A set of nuts and a set of cams from 1"-3". 

Descend by rappeling with one rope from the anchor atop Candelabra. If you wish to TR Candelabra, after doing this route, you'll need a cordalette or chunk of anchor rope.

Photos [Hide ALL Photos]

Approaching the crux.
[Hide Photo] Approaching the crux.
Cameron A. in the upper section of the climb.
[Hide Photo] Cameron A. in the upper section of the climb.
In the lower portion of the climb. (Photo by Cameron Allsop)
[Hide Photo] In the lower portion of the climb. (Photo by Cameron Allsop)
crazy blood splatter on the start of the Orc, gnarly!
[Hide Photo] crazy blood splatter on the start of the Orc, gnarly!

* Exercise task A: Please recast the rows from the line with "355 550 367</box>" to the line with "legal-footer <box>55 942 655 971</box>" as a JSON list of strings, one string per line, leaving out blank lines.
The rows below have no connection to the route description above.

* Information given:
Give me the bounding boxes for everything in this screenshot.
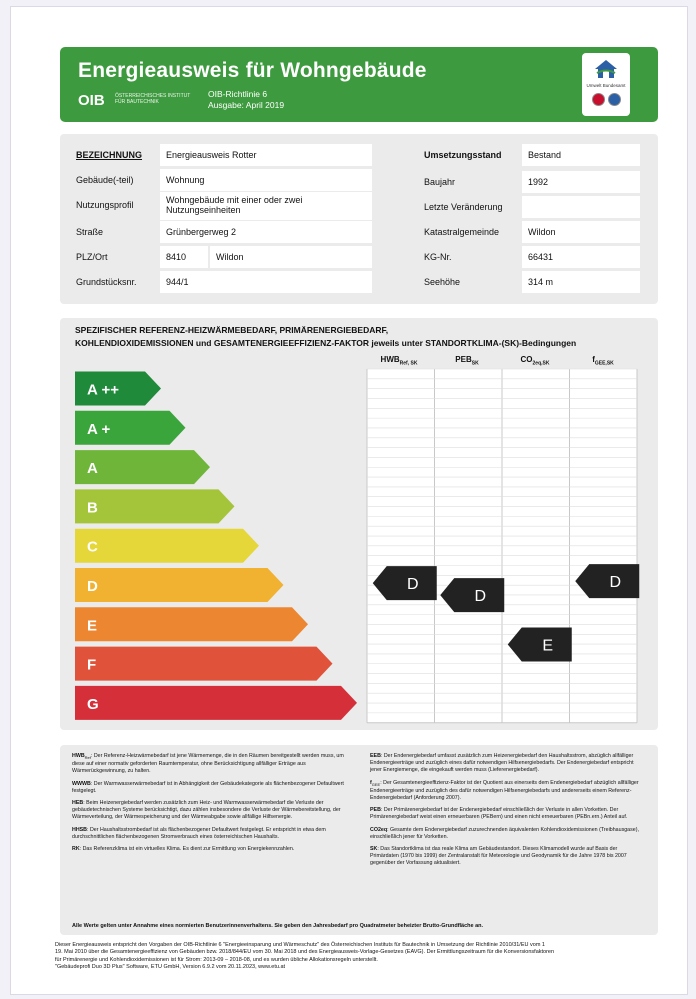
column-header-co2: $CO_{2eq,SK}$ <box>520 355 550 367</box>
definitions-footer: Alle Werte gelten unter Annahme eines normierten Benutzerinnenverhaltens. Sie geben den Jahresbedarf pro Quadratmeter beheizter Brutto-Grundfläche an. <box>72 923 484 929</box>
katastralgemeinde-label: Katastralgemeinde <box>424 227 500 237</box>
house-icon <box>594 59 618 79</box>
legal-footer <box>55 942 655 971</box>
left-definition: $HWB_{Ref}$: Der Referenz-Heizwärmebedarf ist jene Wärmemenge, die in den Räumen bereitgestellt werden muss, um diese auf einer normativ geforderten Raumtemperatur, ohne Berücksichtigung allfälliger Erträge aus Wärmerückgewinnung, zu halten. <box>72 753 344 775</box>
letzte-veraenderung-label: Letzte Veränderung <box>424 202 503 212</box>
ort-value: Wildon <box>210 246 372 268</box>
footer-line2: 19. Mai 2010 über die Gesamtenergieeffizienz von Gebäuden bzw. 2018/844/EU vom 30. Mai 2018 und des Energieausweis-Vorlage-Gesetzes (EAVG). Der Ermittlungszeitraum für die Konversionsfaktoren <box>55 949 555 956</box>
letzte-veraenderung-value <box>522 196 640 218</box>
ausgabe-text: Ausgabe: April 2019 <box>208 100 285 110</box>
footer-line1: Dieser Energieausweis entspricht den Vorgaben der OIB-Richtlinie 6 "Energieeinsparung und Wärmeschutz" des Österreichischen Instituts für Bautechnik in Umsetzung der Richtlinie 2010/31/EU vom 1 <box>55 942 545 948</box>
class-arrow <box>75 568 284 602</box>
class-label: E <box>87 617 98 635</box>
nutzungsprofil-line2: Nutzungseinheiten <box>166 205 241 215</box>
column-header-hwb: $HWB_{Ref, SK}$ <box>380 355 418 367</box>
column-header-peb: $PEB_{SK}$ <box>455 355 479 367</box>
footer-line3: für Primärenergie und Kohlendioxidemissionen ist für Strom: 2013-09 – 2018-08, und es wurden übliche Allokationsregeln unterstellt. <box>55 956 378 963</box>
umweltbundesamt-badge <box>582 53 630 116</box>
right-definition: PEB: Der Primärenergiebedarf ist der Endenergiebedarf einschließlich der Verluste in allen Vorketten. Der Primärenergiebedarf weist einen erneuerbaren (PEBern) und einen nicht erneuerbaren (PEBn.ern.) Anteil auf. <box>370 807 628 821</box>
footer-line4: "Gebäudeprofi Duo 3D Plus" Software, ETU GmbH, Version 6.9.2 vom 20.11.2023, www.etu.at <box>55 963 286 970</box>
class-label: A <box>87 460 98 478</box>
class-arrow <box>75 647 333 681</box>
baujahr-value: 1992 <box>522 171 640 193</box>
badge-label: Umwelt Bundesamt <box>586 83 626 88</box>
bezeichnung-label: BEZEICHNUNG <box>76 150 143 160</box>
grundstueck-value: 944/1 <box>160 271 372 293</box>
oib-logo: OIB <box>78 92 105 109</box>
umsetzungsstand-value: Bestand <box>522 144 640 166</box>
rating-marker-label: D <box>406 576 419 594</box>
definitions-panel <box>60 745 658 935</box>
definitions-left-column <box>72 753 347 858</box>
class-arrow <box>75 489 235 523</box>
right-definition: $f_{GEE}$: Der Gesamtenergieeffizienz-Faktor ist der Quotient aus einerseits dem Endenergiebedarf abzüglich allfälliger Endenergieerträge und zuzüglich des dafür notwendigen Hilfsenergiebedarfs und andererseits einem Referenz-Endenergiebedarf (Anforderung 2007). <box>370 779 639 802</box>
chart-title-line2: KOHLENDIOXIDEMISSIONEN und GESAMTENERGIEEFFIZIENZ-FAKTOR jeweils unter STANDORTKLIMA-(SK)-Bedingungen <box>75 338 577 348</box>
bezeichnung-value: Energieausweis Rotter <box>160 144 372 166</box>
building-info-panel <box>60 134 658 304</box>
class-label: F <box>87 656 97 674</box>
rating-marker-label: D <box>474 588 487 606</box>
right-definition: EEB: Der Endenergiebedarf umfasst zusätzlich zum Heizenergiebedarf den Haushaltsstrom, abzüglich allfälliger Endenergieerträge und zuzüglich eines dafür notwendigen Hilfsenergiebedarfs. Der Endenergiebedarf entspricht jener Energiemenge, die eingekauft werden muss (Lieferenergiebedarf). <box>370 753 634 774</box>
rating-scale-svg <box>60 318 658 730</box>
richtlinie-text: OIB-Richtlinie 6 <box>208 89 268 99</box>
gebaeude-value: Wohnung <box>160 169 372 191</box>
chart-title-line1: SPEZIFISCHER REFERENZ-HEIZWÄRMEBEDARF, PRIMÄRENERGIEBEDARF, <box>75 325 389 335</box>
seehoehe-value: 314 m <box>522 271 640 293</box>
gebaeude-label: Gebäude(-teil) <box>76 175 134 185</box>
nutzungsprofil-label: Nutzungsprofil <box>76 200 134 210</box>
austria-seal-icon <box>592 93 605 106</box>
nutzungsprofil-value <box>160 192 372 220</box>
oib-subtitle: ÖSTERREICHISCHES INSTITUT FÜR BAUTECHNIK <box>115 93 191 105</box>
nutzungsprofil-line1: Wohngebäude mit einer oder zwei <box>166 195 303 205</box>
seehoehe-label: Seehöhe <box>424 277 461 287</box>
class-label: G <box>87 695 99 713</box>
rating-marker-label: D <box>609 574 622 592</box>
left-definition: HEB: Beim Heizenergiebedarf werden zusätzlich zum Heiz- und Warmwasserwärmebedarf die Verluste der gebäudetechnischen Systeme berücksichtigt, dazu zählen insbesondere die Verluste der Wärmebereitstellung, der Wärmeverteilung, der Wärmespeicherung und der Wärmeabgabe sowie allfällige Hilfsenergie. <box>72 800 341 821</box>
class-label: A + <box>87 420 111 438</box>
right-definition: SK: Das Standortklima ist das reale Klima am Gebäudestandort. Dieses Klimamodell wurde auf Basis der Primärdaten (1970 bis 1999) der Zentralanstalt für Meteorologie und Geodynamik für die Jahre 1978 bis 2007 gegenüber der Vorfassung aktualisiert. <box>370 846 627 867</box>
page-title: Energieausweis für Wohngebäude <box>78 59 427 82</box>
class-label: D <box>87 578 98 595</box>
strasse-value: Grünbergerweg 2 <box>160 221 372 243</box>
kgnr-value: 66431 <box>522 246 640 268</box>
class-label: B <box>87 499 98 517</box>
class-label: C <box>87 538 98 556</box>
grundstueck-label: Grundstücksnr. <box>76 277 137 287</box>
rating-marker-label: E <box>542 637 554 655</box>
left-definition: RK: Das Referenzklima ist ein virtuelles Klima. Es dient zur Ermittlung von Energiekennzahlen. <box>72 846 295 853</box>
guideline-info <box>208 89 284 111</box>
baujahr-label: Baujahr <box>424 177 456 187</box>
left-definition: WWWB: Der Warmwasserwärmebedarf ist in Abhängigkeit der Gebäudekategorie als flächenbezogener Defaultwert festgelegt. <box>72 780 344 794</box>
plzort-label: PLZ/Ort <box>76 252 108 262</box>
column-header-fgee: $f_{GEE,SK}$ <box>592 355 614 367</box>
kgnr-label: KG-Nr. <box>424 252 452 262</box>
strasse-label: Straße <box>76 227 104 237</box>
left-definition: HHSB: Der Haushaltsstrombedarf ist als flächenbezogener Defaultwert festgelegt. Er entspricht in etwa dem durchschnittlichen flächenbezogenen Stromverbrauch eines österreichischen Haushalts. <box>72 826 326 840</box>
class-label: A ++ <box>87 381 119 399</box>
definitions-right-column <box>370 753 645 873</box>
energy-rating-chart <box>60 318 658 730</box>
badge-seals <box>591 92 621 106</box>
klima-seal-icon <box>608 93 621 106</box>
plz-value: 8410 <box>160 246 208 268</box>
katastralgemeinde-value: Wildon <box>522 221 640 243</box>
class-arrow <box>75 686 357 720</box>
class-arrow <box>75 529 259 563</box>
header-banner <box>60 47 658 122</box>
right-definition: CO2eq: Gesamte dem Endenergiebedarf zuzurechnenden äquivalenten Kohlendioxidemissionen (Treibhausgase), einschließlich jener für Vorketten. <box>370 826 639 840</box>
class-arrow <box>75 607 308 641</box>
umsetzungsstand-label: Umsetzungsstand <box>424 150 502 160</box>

* Exercise task B: In the route description, list each distinct caption that appears after "Photos [Hide ALL Photos]", giving each one only once.

* Exercise result A:
[
  "column-header-co2: $CO_{2eq,SK}$ <box>520 355 550 367</box>",
  "definitions-footer: Alle Werte gelten unter Annahme eines normierten Benutzerinnenverhaltens. Sie geben den Jahresbedarf pro Quadratmeter beheizter Brutto-Grundfläche an. <box>72 923 484 929</box>",
  "katastralgemeinde-label: Katastralgemeinde <box>424 227 500 237</box>",
  "house-icon <box>594 59 618 79</box>",
  "legal-footer <box>55 942 655 971</box>"
]

* Exercise result B:
- Approaching the crux.
- Cameron A. in the upper section of the climb.
- In the lower portion of the climb. (Photo by Cameron Allsop)
- crazy blood splatter on the start of the Orc, gnarly!